* **Description of the task**
Find and copy every line in the records that includes the string "badge".
-- START Dataset excerpts --
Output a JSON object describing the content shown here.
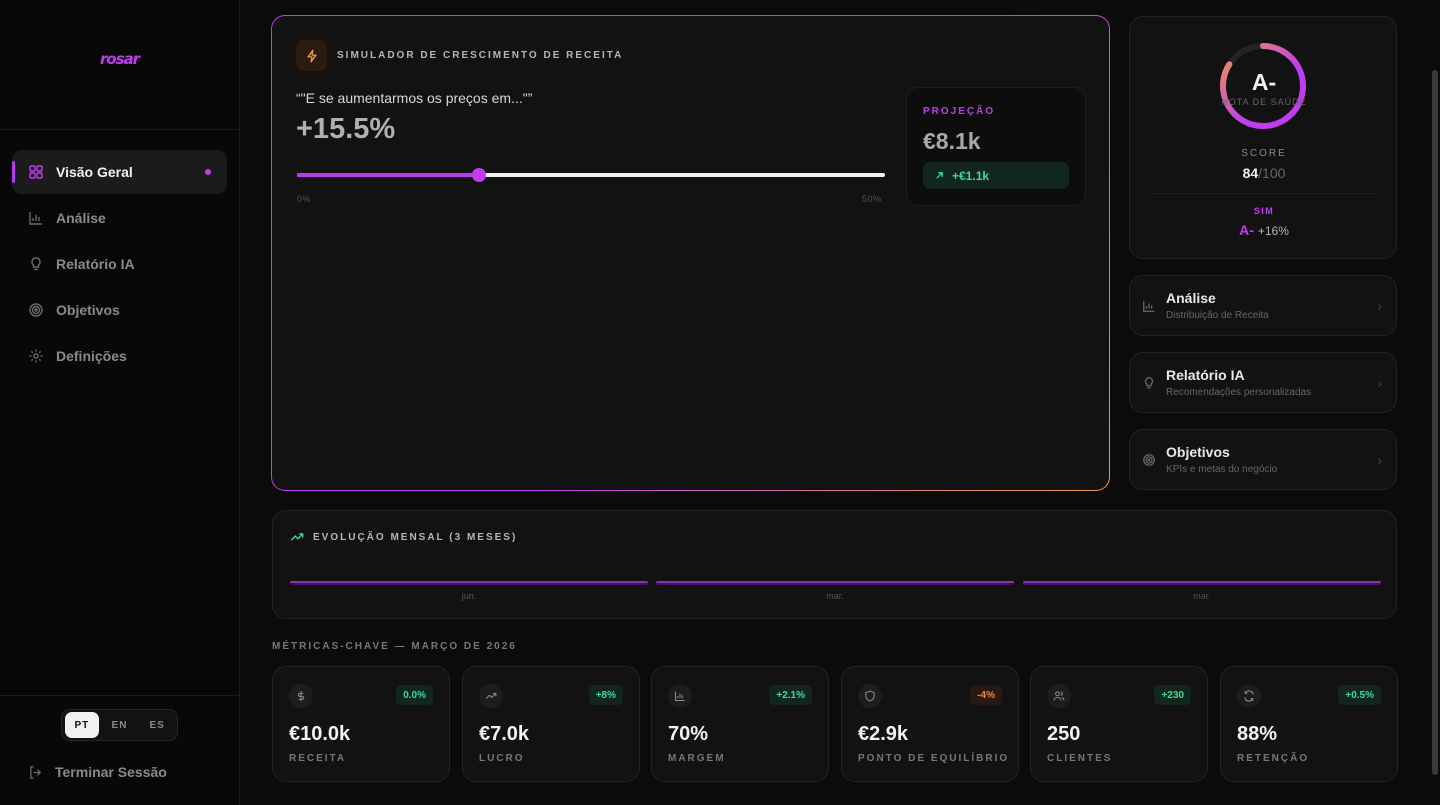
{
  "brand": {
    "logo": "rosar",
    "accent": "#c13cf0"
  },
  "sidebar": {
    "items": [
      {
        "label": "Visão Geral",
        "icon": "grid-icon",
        "active": true
      },
      {
        "label": "Análise",
        "icon": "bar-chart-icon"
      },
      {
        "label": "Relatório IA",
        "icon": "lightbulb-icon"
      },
      {
        "label": "Objetivos",
        "icon": "target-icon"
      },
      {
        "label": "Definições",
        "icon": "gear-icon"
      }
    ],
    "languages": [
      "PT",
      "EN",
      "ES"
    ],
    "selected_language": "PT",
    "logout": "Terminar Sessão"
  },
  "simulator": {
    "title": "SIMULADOR DE CRESCIMENTO DE RECEITA",
    "question": "“\"E se aumentarmos os preços em...\"”",
    "value": "+15.5%",
    "slider_fraction": 0.31,
    "min_label": "0%",
    "max_label": "50%",
    "projection": {
      "label": "PROJEÇÃO",
      "value": "€8.1k",
      "delta": "+€1.1k"
    }
  },
  "health": {
    "grade": "A-",
    "subtitle": "NOTA DE SAÚDE",
    "score_label": "SCORE",
    "score": "84",
    "score_max": "/100",
    "score_fraction": 0.84,
    "sim_label": "SIM",
    "sim_grade": "A-",
    "sim_delta": "+16%"
  },
  "links": [
    {
      "title": "Análise",
      "subtitle": "Distribuição de Receita",
      "icon": "bar-chart-icon"
    },
    {
      "title": "Relatório IA",
      "subtitle": "Recomendações personalizadas",
      "icon": "lightbulb-icon"
    },
    {
      "title": "Objetivos",
      "subtitle": "KPIs e metas do negócio",
      "icon": "target-icon"
    }
  ],
  "evolution": {
    "title": "EVOLUÇÃO MENSAL (3 MESES)",
    "months": [
      "jun.",
      "mar.",
      "mar."
    ]
  },
  "metrics_title": "MÉTRICAS-CHAVE — MARÇO DE 2026",
  "metrics": [
    {
      "value": "€10.0k",
      "label": "RECEITA",
      "badge": "0.0%",
      "tone": "g",
      "icon": "dollar-icon"
    },
    {
      "value": "€7.0k",
      "label": "LUCRO",
      "badge": "+8%",
      "tone": "g",
      "icon": "trending-up-icon"
    },
    {
      "value": "70%",
      "label": "MARGEM",
      "badge": "+2.1%",
      "tone": "g",
      "icon": "bar-chart-icon"
    },
    {
      "value": "€2.9k",
      "label": "PONTO DE EQUILÍBRIO",
      "badge": "-4%",
      "tone": "o",
      "icon": "shield-icon"
    },
    {
      "value": "250",
      "label": "CLIENTES",
      "badge": "+230",
      "tone": "g",
      "icon": "users-icon"
    },
    {
      "value": "88%",
      "label": "RETENÇÃO",
      "badge": "+0.5%",
      "tone": "g",
      "icon": "refresh-icon"
    }
  ]
}
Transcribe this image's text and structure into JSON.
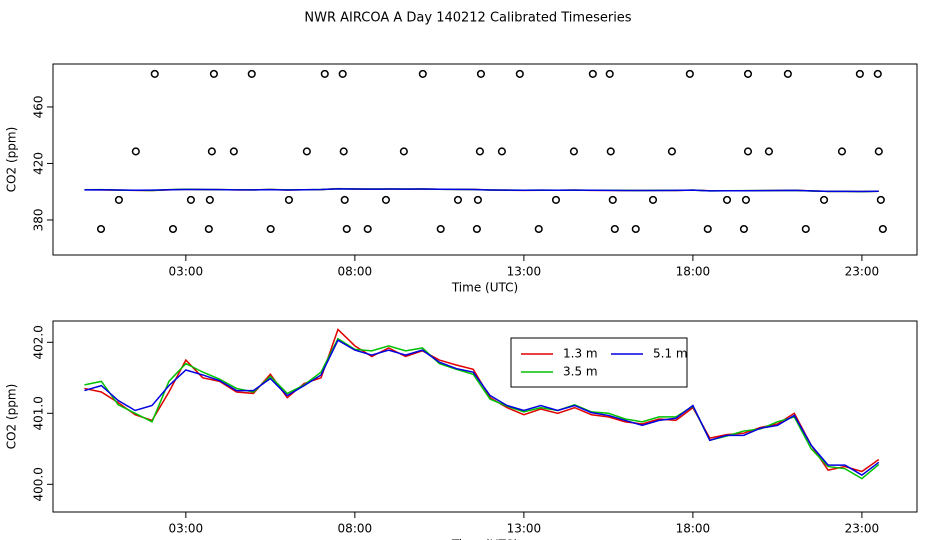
{
  "title": "NWR AIRCOA A  Day 140212  Calibrated Timeseries",
  "chart_data": [
    {
      "type": "scatter",
      "xlabel": "Time (UTC)",
      "ylabel": "CO2 (ppm)",
      "xlim": [
        -0.93,
        24.63
      ],
      "ylim": [
        355.2,
        490.4
      ],
      "xticks": [
        {
          "value": 3,
          "label": "03:00"
        },
        {
          "value": 8,
          "label": "08:00"
        },
        {
          "value": 13,
          "label": "13:00"
        },
        {
          "value": 18,
          "label": "18:00"
        },
        {
          "value": 23,
          "label": "23:00"
        }
      ],
      "yticks": [
        380,
        420,
        460
      ],
      "color": "#000000",
      "x": [
        2.08,
        3.83,
        4.95,
        7.11,
        7.64,
        10.01,
        11.73,
        12.88,
        15.04,
        15.54,
        17.91,
        19.63,
        20.81,
        22.94,
        23.47,
        1.52,
        3.77,
        4.42,
        6.58,
        7.67,
        9.45,
        11.7,
        12.35,
        14.48,
        15.57,
        17.38,
        19.63,
        20.25,
        22.41,
        23.5,
        1.02,
        3.15,
        3.71,
        6.05,
        7.7,
        8.92,
        11.05,
        11.64,
        13.95,
        15.63,
        16.82,
        19.01,
        19.57,
        21.88,
        23.56,
        0.49,
        2.62,
        3.68,
        5.51,
        7.76,
        8.38,
        10.54,
        11.61,
        13.44,
        15.69,
        16.31,
        18.44,
        19.51,
        21.34,
        23.62
      ],
      "values": [
        483.4,
        483.4,
        483.4,
        483.4,
        483.4,
        483.4,
        483.4,
        483.4,
        483.4,
        483.4,
        483.4,
        483.4,
        483.4,
        483.4,
        483.4,
        428.5,
        428.5,
        428.5,
        428.5,
        428.5,
        428.5,
        428.5,
        428.5,
        428.5,
        428.5,
        428.5,
        428.5,
        428.5,
        428.5,
        428.5,
        394.2,
        394.2,
        394.2,
        394.2,
        394.2,
        394.2,
        394.2,
        394.2,
        394.2,
        394.2,
        394.2,
        394.2,
        394.2,
        394.2,
        394.2,
        373.6,
        373.6,
        373.6,
        373.6,
        373.6,
        373.6,
        373.6,
        373.6,
        373.6,
        373.6,
        373.6,
        373.6,
        373.6,
        373.6,
        373.6
      ]
    },
    {
      "type": "line",
      "xlabel": "Time (UTC)",
      "ylabel": "CO2 (ppm)",
      "xlim": [
        -0.93,
        24.63
      ],
      "ylim": [
        399.61,
        402.3
      ],
      "xticks": [
        {
          "value": 3,
          "label": "03:00"
        },
        {
          "value": 8,
          "label": "08:00"
        },
        {
          "value": 13,
          "label": "13:00"
        },
        {
          "value": 18,
          "label": "18:00"
        },
        {
          "value": 23,
          "label": "23:00"
        }
      ],
      "yticks": [
        {
          "value": 400,
          "label": "400.0"
        },
        {
          "value": 401,
          "label": "401.0"
        },
        {
          "value": 402,
          "label": "402.0"
        }
      ],
      "x": [
        0,
        0.5,
        1,
        1.5,
        2,
        2.5,
        3,
        3.5,
        4,
        4.5,
        5,
        5.5,
        6,
        6.5,
        7,
        7.5,
        8,
        8.5,
        9,
        9.5,
        10,
        10.5,
        11,
        11.5,
        12,
        12.5,
        13,
        13.5,
        14,
        14.5,
        15,
        15.5,
        16,
        16.5,
        17,
        17.5,
        18,
        18.5,
        19,
        19.5,
        20,
        20.5,
        21,
        21.5,
        22,
        22.5,
        23,
        23.5
      ],
      "series": [
        {
          "name": "1.3 m",
          "color": "#e00000",
          "values": [
            401.35,
            401.3,
            401.15,
            400.98,
            400.9,
            401.3,
            401.75,
            401.5,
            401.45,
            401.3,
            401.28,
            401.55,
            401.22,
            401.42,
            401.5,
            402.18,
            401.95,
            401.8,
            401.92,
            401.8,
            401.88,
            401.75,
            401.68,
            401.62,
            401.22,
            401.08,
            400.98,
            401.06,
            401.0,
            401.08,
            400.98,
            400.95,
            400.88,
            400.85,
            400.92,
            400.9,
            401.08,
            400.65,
            400.7,
            400.72,
            400.8,
            400.85,
            401.0,
            400.55,
            400.2,
            400.25,
            400.18,
            400.35
          ]
        },
        {
          "name": "3.5 m",
          "color": "#00c000",
          "values": [
            401.4,
            401.45,
            401.12,
            401.0,
            400.88,
            401.45,
            401.7,
            401.58,
            401.48,
            401.35,
            401.3,
            401.52,
            401.28,
            401.4,
            401.58,
            402.05,
            401.9,
            401.88,
            401.95,
            401.88,
            401.92,
            401.7,
            401.62,
            401.55,
            401.2,
            401.1,
            401.02,
            401.08,
            401.04,
            401.12,
            401.02,
            401.0,
            400.92,
            400.88,
            400.95,
            400.95,
            401.1,
            400.62,
            400.68,
            400.75,
            400.78,
            400.88,
            400.95,
            400.5,
            400.25,
            400.22,
            400.08,
            400.28
          ]
        },
        {
          "name": "5.1 m",
          "color": "#0000e0",
          "values": [
            401.32,
            401.39,
            401.18,
            401.04,
            401.11,
            401.39,
            401.61,
            401.54,
            401.46,
            401.32,
            401.32,
            401.49,
            401.25,
            401.39,
            401.54,
            402.03,
            401.89,
            401.82,
            401.89,
            401.82,
            401.89,
            401.72,
            401.63,
            401.58,
            401.25,
            401.11,
            401.04,
            401.11,
            401.04,
            401.11,
            401.01,
            400.97,
            400.9,
            400.83,
            400.9,
            400.93,
            401.11,
            400.62,
            400.69,
            400.69,
            400.79,
            400.83,
            400.97,
            400.55,
            400.27,
            400.27,
            400.13,
            400.31
          ]
        }
      ]
    }
  ]
}
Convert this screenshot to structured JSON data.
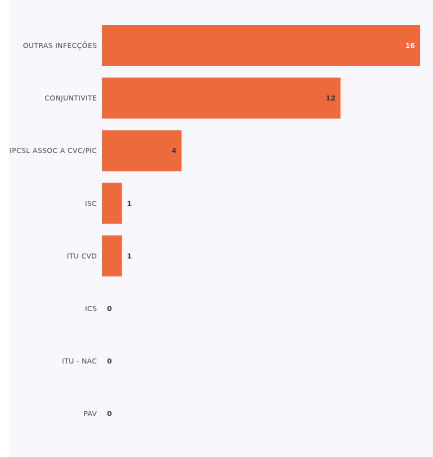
{
  "chart_data": {
    "type": "bar",
    "orientation": "horizontal",
    "categories": [
      "OUTRAS INFECÇÕES",
      "CONJUNTIVITE",
      "IPCSL ASSOC A CVC/PIC",
      "ISC",
      "ITU CVD",
      "ICS",
      "ITU - NAC",
      "PAV"
    ],
    "values": [
      16,
      12,
      4,
      1,
      1,
      0,
      0,
      0
    ],
    "xlim": [
      0,
      16
    ],
    "grid": false,
    "legend": "none",
    "bar_color": "#ec6a3b",
    "title": "",
    "xlabel": "",
    "ylabel": ""
  }
}
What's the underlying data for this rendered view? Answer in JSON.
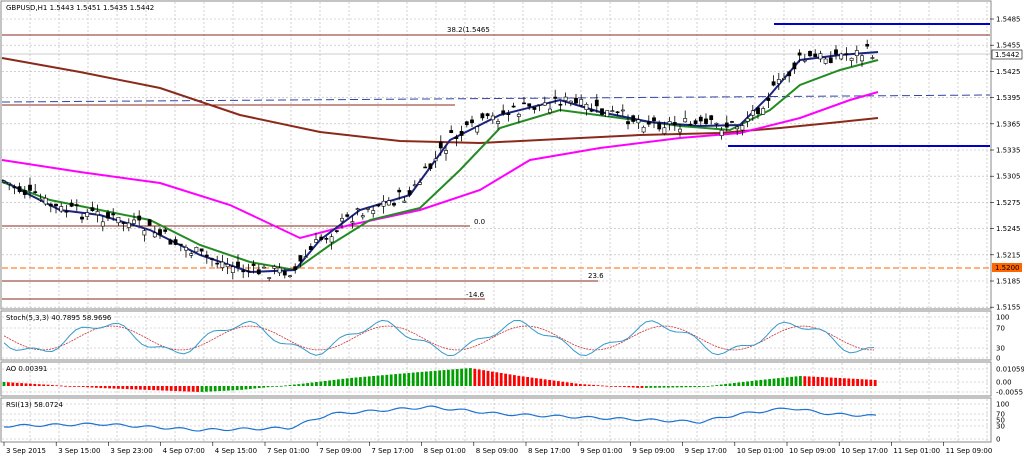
-- END Dataset excerpts --
* **Completed task**
      "badge": "0.0%",
      "badge": "+8%",
      "badge": "+2.1%",
      "badge": "-4%",
      "badge": "+230",
      "badge": "+0.5%",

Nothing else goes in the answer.